(Records excerpted from a collection)
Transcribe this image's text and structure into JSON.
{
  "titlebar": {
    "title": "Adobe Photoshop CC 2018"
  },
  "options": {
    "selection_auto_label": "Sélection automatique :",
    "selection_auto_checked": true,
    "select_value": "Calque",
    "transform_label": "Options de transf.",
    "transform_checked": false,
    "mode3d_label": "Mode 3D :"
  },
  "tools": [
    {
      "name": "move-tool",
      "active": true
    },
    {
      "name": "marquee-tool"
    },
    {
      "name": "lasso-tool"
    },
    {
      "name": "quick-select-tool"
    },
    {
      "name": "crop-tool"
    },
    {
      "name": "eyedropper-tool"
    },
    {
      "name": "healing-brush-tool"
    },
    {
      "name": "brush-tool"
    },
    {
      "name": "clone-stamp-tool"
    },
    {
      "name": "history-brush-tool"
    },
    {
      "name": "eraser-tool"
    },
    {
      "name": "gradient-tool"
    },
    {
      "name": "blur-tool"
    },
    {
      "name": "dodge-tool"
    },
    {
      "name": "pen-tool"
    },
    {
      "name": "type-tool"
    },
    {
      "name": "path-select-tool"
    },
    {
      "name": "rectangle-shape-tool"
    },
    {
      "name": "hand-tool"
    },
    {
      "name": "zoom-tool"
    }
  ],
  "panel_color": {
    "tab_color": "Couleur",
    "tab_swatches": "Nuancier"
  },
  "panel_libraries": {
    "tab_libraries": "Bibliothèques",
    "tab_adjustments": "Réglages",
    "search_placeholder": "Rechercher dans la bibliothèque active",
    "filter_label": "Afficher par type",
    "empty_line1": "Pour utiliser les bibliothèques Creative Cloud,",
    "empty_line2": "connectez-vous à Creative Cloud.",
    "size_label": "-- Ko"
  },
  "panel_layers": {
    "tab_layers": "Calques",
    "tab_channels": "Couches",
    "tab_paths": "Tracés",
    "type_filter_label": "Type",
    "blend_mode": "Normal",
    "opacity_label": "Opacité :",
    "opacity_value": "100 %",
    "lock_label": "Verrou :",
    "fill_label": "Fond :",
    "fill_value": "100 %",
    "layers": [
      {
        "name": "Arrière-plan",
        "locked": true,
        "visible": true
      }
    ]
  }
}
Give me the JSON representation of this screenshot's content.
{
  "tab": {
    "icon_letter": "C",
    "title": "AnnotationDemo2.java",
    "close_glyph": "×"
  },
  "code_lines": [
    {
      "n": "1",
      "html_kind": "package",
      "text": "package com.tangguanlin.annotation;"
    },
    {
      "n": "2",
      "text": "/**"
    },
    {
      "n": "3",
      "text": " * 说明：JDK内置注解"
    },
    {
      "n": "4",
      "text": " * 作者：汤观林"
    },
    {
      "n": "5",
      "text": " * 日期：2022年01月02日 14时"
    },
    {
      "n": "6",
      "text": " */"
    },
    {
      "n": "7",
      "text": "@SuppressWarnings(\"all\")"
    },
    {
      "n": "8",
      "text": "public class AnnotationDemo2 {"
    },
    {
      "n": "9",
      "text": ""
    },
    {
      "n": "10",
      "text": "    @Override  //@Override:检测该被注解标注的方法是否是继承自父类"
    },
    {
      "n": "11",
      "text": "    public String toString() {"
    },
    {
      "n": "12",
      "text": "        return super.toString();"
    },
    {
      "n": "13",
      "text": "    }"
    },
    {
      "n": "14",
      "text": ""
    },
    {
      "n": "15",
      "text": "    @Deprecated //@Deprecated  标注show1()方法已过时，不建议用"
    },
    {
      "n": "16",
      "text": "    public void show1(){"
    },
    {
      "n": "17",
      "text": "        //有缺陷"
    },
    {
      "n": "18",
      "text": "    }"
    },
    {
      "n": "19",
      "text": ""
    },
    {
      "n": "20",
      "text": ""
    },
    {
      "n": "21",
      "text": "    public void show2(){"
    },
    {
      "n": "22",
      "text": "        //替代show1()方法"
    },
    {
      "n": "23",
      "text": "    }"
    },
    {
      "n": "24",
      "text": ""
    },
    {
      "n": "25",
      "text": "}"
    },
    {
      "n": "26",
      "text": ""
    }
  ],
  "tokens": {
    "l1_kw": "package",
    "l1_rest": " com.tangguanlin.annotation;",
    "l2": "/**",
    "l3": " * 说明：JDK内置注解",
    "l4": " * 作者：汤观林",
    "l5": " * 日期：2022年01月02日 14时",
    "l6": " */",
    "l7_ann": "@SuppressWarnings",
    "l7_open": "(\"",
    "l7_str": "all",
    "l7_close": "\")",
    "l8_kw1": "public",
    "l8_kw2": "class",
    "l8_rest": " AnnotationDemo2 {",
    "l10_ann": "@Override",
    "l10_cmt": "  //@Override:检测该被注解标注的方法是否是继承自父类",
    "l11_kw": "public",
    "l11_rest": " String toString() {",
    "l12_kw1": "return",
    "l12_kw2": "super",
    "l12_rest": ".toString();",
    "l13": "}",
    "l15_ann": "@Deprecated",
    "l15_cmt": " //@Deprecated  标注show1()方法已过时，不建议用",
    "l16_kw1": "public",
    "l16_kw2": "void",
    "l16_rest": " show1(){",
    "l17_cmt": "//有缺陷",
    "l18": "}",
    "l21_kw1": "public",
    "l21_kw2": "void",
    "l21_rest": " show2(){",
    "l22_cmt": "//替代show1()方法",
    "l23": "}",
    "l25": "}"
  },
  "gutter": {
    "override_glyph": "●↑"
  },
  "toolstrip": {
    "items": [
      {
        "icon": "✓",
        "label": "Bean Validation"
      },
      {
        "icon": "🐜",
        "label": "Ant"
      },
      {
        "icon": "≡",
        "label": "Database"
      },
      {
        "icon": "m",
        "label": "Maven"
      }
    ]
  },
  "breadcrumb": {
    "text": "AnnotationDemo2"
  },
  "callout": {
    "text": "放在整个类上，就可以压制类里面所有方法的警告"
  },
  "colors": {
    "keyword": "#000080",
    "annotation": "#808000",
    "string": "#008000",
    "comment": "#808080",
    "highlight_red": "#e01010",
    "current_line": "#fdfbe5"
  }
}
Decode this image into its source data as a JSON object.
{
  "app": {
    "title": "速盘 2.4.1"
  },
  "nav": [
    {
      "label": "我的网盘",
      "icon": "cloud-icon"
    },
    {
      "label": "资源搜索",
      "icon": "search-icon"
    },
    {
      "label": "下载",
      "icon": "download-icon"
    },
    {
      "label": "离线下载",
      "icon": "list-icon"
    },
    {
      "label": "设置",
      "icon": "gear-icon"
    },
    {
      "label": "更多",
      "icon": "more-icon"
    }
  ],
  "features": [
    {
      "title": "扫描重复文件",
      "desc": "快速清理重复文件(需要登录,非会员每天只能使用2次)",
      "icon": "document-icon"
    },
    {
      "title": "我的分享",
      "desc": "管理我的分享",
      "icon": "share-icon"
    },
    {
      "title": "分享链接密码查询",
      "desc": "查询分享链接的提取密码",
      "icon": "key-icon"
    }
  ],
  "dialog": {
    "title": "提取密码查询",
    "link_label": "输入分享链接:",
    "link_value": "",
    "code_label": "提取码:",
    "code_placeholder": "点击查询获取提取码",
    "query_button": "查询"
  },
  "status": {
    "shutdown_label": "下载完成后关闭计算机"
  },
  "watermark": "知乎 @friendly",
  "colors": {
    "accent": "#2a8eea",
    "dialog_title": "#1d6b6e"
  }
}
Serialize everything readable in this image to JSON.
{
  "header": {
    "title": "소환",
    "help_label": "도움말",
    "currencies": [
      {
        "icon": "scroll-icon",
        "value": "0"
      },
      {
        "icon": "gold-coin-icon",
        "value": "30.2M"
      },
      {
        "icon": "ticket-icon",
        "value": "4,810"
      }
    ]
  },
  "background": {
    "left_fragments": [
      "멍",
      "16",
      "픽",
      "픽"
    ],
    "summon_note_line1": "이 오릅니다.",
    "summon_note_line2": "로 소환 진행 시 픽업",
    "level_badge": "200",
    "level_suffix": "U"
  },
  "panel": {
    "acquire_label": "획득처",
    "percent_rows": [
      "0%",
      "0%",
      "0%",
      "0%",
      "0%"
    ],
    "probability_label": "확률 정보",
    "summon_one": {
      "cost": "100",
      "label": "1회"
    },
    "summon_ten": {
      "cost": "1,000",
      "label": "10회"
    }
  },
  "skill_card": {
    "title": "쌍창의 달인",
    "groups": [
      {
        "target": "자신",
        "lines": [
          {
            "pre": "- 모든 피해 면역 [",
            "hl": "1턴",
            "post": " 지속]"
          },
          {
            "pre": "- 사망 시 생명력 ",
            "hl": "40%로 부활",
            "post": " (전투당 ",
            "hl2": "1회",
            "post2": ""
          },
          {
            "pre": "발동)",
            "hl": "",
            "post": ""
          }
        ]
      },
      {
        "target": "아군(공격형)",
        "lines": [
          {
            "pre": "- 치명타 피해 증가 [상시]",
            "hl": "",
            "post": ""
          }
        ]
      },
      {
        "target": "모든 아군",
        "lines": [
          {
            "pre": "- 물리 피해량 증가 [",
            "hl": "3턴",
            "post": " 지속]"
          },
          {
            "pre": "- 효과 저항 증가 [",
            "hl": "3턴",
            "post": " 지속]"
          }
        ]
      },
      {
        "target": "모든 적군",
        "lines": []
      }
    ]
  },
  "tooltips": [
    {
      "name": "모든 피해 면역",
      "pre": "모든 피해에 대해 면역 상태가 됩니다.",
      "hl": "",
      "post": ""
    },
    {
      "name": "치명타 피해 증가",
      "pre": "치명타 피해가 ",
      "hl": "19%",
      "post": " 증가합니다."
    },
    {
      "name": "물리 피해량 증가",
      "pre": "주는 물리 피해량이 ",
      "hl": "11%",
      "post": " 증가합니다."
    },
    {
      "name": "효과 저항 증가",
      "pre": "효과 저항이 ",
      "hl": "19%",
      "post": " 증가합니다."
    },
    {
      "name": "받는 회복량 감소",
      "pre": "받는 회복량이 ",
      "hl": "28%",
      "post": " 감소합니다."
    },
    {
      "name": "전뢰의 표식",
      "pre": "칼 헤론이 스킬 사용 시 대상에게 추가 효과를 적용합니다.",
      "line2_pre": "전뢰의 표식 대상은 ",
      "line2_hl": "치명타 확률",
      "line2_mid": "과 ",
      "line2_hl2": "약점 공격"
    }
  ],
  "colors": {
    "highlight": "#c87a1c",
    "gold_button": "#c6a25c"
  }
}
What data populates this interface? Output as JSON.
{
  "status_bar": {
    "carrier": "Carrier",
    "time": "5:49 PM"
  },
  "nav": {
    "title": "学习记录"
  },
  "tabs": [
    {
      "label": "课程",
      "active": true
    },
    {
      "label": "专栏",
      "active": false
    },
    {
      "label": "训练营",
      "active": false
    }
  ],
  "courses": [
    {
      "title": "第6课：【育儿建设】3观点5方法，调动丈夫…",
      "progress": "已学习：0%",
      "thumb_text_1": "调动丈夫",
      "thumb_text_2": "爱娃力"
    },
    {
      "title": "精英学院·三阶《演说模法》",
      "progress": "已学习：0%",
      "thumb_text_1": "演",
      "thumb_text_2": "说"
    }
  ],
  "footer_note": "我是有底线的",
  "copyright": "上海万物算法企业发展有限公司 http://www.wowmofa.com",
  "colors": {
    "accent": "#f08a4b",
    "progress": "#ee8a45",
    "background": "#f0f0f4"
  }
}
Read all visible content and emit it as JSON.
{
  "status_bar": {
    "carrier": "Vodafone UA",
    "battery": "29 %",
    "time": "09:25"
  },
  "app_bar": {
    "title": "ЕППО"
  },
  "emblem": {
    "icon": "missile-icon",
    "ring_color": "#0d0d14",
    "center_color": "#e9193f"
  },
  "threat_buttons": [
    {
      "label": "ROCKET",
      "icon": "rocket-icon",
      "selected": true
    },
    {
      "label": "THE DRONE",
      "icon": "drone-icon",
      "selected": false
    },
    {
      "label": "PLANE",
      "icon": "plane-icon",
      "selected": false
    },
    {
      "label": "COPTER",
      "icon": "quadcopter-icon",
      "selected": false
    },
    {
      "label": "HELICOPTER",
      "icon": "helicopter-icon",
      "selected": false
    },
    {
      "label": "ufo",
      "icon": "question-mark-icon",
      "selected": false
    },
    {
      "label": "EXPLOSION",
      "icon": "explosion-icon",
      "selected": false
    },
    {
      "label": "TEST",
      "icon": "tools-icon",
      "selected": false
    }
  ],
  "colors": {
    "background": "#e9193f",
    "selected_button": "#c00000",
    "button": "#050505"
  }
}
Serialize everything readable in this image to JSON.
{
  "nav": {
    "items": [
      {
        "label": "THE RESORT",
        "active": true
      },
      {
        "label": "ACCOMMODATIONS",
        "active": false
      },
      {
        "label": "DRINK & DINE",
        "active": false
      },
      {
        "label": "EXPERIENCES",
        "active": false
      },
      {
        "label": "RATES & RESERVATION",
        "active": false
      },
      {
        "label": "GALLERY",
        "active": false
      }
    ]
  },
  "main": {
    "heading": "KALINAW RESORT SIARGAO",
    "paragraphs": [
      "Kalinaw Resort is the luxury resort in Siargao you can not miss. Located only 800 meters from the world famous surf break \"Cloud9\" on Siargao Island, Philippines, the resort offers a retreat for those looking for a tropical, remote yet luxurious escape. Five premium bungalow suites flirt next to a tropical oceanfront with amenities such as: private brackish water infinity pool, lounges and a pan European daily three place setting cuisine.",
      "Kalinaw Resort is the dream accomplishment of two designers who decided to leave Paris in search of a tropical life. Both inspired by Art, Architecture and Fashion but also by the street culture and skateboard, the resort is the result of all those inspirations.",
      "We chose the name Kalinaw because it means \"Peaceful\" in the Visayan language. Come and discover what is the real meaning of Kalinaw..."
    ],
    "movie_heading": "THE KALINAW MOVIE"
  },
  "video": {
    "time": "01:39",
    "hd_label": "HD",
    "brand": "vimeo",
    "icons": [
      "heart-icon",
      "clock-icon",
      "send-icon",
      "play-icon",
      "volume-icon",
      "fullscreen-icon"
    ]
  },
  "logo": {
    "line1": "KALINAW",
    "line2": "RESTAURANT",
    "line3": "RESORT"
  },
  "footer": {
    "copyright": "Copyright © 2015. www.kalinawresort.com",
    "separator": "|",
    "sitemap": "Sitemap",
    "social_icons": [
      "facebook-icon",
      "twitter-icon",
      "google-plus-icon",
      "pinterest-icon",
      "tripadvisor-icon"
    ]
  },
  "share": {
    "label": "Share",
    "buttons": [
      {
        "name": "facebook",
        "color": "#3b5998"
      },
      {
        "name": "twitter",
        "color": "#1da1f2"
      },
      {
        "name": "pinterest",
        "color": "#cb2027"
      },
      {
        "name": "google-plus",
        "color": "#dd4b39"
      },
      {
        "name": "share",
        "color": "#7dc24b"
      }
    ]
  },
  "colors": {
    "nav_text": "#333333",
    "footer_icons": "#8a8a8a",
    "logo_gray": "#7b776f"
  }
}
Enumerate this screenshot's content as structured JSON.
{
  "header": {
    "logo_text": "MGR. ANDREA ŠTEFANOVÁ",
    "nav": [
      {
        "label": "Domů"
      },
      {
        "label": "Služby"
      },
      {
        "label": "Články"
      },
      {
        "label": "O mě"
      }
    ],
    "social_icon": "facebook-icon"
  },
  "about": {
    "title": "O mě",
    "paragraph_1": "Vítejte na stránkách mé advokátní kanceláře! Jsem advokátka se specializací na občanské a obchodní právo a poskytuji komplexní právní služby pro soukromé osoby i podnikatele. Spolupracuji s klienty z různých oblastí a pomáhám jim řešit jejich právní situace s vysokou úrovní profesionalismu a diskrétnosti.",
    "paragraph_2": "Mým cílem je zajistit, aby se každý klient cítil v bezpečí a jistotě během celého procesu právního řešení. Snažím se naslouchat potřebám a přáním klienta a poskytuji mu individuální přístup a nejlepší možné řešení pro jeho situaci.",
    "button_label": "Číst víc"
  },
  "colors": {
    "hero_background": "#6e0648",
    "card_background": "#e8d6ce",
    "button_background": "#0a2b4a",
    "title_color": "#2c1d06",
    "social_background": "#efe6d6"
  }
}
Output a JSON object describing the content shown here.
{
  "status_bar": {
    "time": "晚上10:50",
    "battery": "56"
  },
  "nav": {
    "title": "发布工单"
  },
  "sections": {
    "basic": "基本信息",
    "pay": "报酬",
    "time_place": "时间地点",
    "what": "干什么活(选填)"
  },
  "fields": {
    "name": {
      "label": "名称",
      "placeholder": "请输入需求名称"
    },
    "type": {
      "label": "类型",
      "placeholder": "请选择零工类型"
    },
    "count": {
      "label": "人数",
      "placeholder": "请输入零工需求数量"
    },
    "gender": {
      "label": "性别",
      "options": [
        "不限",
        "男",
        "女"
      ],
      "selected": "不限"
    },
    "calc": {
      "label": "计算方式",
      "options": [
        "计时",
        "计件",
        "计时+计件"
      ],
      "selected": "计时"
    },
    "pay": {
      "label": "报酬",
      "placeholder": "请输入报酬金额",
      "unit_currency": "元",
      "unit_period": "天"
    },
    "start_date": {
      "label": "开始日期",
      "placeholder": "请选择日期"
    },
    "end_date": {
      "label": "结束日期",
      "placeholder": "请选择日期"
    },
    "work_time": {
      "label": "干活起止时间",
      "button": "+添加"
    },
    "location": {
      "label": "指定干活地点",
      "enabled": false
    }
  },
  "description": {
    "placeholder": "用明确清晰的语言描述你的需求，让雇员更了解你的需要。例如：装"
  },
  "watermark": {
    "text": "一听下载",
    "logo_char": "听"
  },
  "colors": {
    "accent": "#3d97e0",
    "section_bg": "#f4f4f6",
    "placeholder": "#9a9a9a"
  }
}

Work to be completed –
Pick out the lines above containing the word "Deprecated", then copy them.

The answer –
      "text": "    @Deprecated //@Deprecated  标注show1()方法已过时，不建议用"
    "l15_ann": "@Deprecated",
    "l15_cmt": " //@Deprecated  标注show1()方法已过时，不建议用",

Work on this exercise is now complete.